Pictures do not belong in your copy. Repeat all the other data exactly.
-=-=-
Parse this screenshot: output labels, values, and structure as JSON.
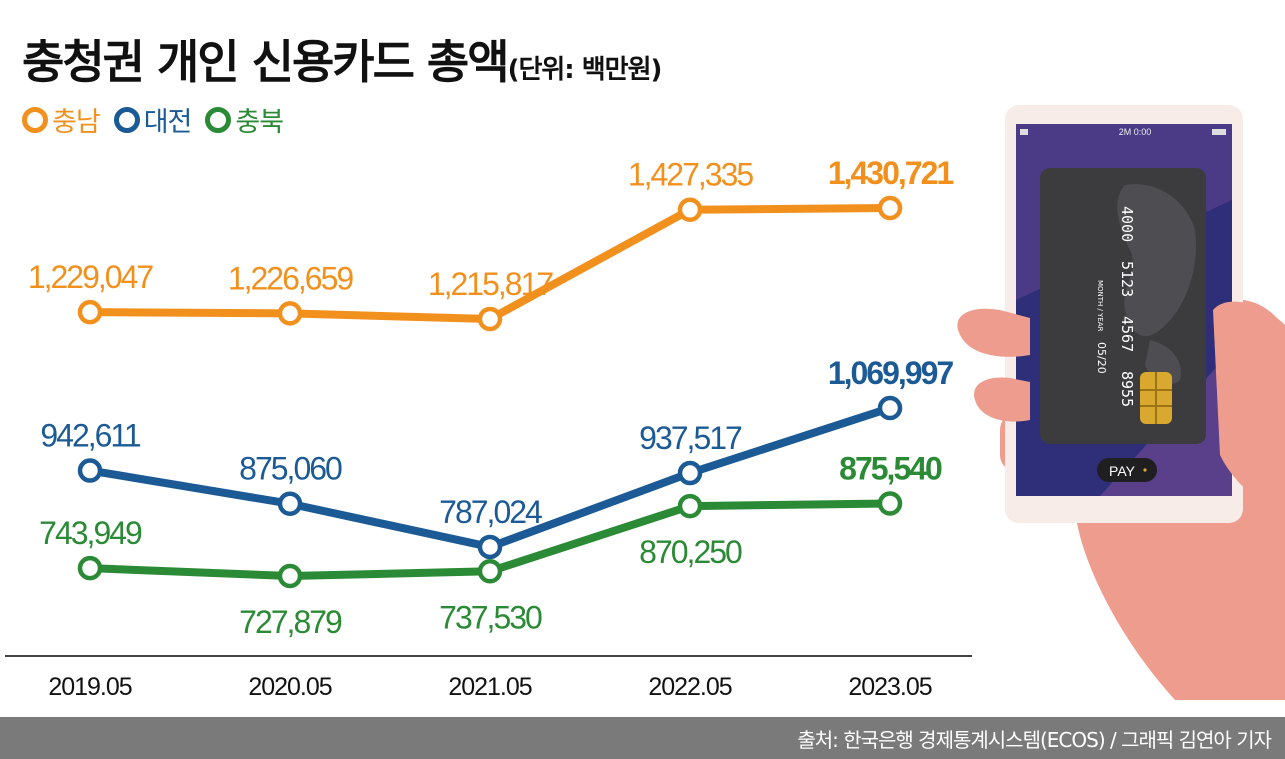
{
  "title": "충청권 개인 신용카드 총액",
  "unit": "(단위: 백만원)",
  "colors": {
    "chungnam": "#f2901e",
    "daejeon": "#1c5a96",
    "chungbuk": "#2b8a35"
  },
  "phone_text": {
    "status_time": "2M 0:00",
    "card_number": [
      "4000",
      "5123",
      "4567",
      "8955"
    ],
    "card_expiry_label": "MONTH / YEAR",
    "card_expiry": "05/20",
    "pay_button": "PAY"
  },
  "chart_data": {
    "type": "line",
    "categories": [
      "2019.05",
      "2020.05",
      "2021.05",
      "2022.05",
      "2023.05"
    ],
    "series": [
      {
        "name": "충남",
        "color": "#f2901e",
        "values": [
          1229047,
          1226659,
          1215817,
          1427335,
          1430721
        ],
        "labels": [
          "1,229,047",
          "1,226,659",
          "1,215,817",
          "1,427,335",
          "1,430,721"
        ]
      },
      {
        "name": "대전",
        "color": "#1c5a96",
        "values": [
          942611,
          875060,
          787024,
          937517,
          1069997
        ],
        "labels": [
          "942,611",
          "875,060",
          "787,024",
          "937,517",
          "1,069,997"
        ]
      },
      {
        "name": "충북",
        "color": "#2b8a35",
        "values": [
          743949,
          727879,
          737530,
          870250,
          875540
        ],
        "labels": [
          "743,949",
          "727,879",
          "737,530",
          "870,250",
          "875,540"
        ]
      }
    ]
  },
  "source": "출처: 한국은행 경제통계시스템(ECOS) / 그래픽 김연아 기자"
}
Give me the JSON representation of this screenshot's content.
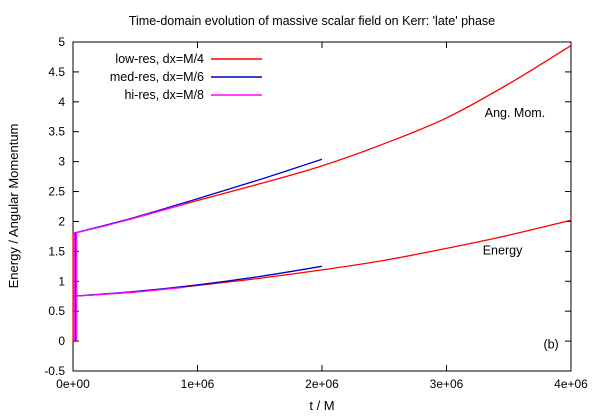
{
  "chart_data": {
    "type": "line",
    "title": "Time-domain evolution of massive scalar field on Kerr: 'late' phase",
    "xlabel": "t / M",
    "ylabel": "Energy / Angular Momentum",
    "xlim": [
      0,
      4000000
    ],
    "ylim": [
      -0.5,
      5
    ],
    "x_ticks": [
      0,
      1000000,
      2000000,
      3000000,
      4000000
    ],
    "x_tick_labels": [
      "0e+00",
      "1e+06",
      "2e+06",
      "3e+06",
      "4e+06"
    ],
    "y_ticks": [
      -0.5,
      0,
      0.5,
      1,
      1.5,
      2,
      2.5,
      3,
      3.5,
      4,
      4.5,
      5
    ],
    "y_tick_labels": [
      "-0.5",
      "0",
      "0.5",
      "1",
      "1.5",
      "2",
      "2.5",
      "3",
      "3.5",
      "4",
      "4.5",
      "5"
    ],
    "grid": false,
    "legend_position": "top-left",
    "series": [
      {
        "name": "low-res, dx=M/4",
        "color": "#ff0000",
        "curves": [
          {
            "x": [
              0,
              500000,
              1000000,
              1500000,
              2000000,
              2500000,
              3000000,
              3500000,
              4000000
            ],
            "y": [
              1.8,
              2.06,
              2.35,
              2.63,
              2.93,
              3.3,
              3.73,
              4.3,
              4.94
            ]
          },
          {
            "x": [
              0,
              500000,
              1000000,
              1500000,
              2000000,
              2500000,
              3000000,
              3500000,
              4000000
            ],
            "y": [
              0.75,
              0.82,
              0.93,
              1.05,
              1.19,
              1.35,
              1.55,
              1.77,
              2.02
            ]
          }
        ]
      },
      {
        "name": "med-res, dx=M/6",
        "color": "#0000cc",
        "curves": [
          {
            "x": [
              0,
              500000,
              1000000,
              1500000,
              2000000
            ],
            "y": [
              1.8,
              2.07,
              2.38,
              2.7,
              3.04
            ]
          },
          {
            "x": [
              0,
              500000,
              1000000,
              1500000,
              2000000
            ],
            "y": [
              0.75,
              0.83,
              0.94,
              1.08,
              1.25
            ]
          }
        ]
      },
      {
        "name": "hi-res, dx=M/8",
        "color": "#ff00ff",
        "curves": [
          {
            "x": [
              0,
              300000,
              600000,
              900000
            ],
            "y": [
              1.8,
              1.95,
              2.12,
              2.3
            ]
          },
          {
            "x": [
              0,
              300000,
              600000,
              900000
            ],
            "y": [
              0.75,
              0.79,
              0.84,
              0.9
            ]
          }
        ]
      }
    ],
    "initial_spike": {
      "x": [
        0,
        10000,
        20000,
        30000
      ],
      "top_y": 1.8,
      "bottom_y": 0,
      "mid_y": 0.75
    },
    "annotations": [
      {
        "text": "Ang. Mom.",
        "x": 3550000,
        "y": 3.75
      },
      {
        "text": "Energy",
        "x": 3450000,
        "y": 1.45
      },
      {
        "text": "(b)",
        "x": 3840000,
        "y": -0.12
      }
    ]
  }
}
-=-=-
■ Expected output
Parse this screenshot: output labels, values, and structure as JSON.
{
  "title": "충청권 개인 신용카드 총액",
  "unit": "(단위: 백만원)",
  "colors": {
    "chungnam": "#f2901e",
    "daejeon": "#1c5a96",
    "chungbuk": "#2b8a35"
  },
  "phone_text": {
    "status_time": "2M 0:00",
    "card_number": [
      "4000",
      "5123",
      "4567",
      "8955"
    ],
    "card_expiry_label": "MONTH / YEAR",
    "card_expiry": "05/20",
    "pay_button": "PAY"
  },
  "chart_data": {
    "type": "line",
    "categories": [
      "2019.05",
      "2020.05",
      "2021.05",
      "2022.05",
      "2023.05"
    ],
    "series": [
      {
        "name": "충남",
        "color": "#f2901e",
        "values": [
          1229047,
          1226659,
          1215817,
          1427335,
          1430721
        ],
        "labels": [
          "1,229,047",
          "1,226,659",
          "1,215,817",
          "1,427,335",
          "1,430,721"
        ]
      },
      {
        "name": "대전",
        "color": "#1c5a96",
        "values": [
          942611,
          875060,
          787024,
          937517,
          1069997
        ],
        "labels": [
          "942,611",
          "875,060",
          "787,024",
          "937,517",
          "1,069,997"
        ]
      },
      {
        "name": "충북",
        "color": "#2b8a35",
        "values": [
          743949,
          727879,
          737530,
          870250,
          875540
        ],
        "labels": [
          "743,949",
          "727,879",
          "737,530",
          "870,250",
          "875,540"
        ]
      }
    ]
  },
  "source": "출처: 한국은행 경제통계시스템(ECOS) / 그래픽 김연아 기자"
}
Give me the JSON representation of this screenshot's content.
{
  "chart_data": {
    "type": "line",
    "title": "Time-domain evolution of massive scalar field on Kerr: 'late' phase",
    "xlabel": "t / M",
    "ylabel": "Energy / Angular Momentum",
    "xlim": [
      0,
      4000000
    ],
    "ylim": [
      -0.5,
      5
    ],
    "x_ticks": [
      0,
      1000000,
      2000000,
      3000000,
      4000000
    ],
    "x_tick_labels": [
      "0e+00",
      "1e+06",
      "2e+06",
      "3e+06",
      "4e+06"
    ],
    "y_ticks": [
      -0.5,
      0,
      0.5,
      1,
      1.5,
      2,
      2.5,
      3,
      3.5,
      4,
      4.5,
      5
    ],
    "y_tick_labels": [
      "-0.5",
      "0",
      "0.5",
      "1",
      "1.5",
      "2",
      "2.5",
      "3",
      "3.5",
      "4",
      "4.5",
      "5"
    ],
    "grid": false,
    "legend_position": "top-left",
    "series": [
      {
        "name": "low-res, dx=M/4",
        "color": "#ff0000",
        "curves": [
          {
            "x": [
              0,
              500000,
              1000000,
              1500000,
              2000000,
              2500000,
              3000000,
              3500000,
              4000000
            ],
            "y": [
              1.8,
              2.06,
              2.35,
              2.63,
              2.93,
              3.3,
              3.73,
              4.3,
              4.94
            ]
          },
          {
            "x": [
              0,
              500000,
              1000000,
              1500000,
              2000000,
              2500000,
              3000000,
              3500000,
              4000000
            ],
            "y": [
              0.75,
              0.82,
              0.93,
              1.05,
              1.19,
              1.35,
              1.55,
              1.77,
              2.02
            ]
          }
        ]
      },
      {
        "name": "med-res, dx=M/6",
        "color": "#0000cc",
        "curves": [
          {
            "x": [
              0,
              500000,
              1000000,
              1500000,
              2000000
            ],
            "y": [
              1.8,
              2.07,
              2.38,
              2.7,
              3.04
            ]
          },
          {
            "x": [
              0,
              500000,
              1000000,
              1500000,
              2000000
            ],
            "y": [
              0.75,
              0.83,
              0.94,
              1.08,
              1.25
            ]
          }
        ]
      },
      {
        "name": "hi-res, dx=M/8",
        "color": "#ff00ff",
        "curves": [
          {
            "x": [
              0,
              300000,
              600000,
              900000
            ],
            "y": [
              1.8,
              1.95,
              2.12,
              2.3
            ]
          },
          {
            "x": [
              0,
              300000,
              600000,
              900000
            ],
            "y": [
              0.75,
              0.79,
              0.84,
              0.9
            ]
          }
        ]
      }
    ],
    "initial_spike": {
      "x": [
        0,
        10000,
        20000,
        30000
      ],
      "top_y": 1.8,
      "bottom_y": 0,
      "mid_y": 0.75
    },
    "annotations": [
      {
        "text": "Ang. Mom.",
        "x": 3550000,
        "y": 3.75
      },
      {
        "text": "Energy",
        "x": 3450000,
        "y": 1.45
      },
      {
        "text": "(b)",
        "x": 3840000,
        "y": -0.12
      }
    ]
  }
}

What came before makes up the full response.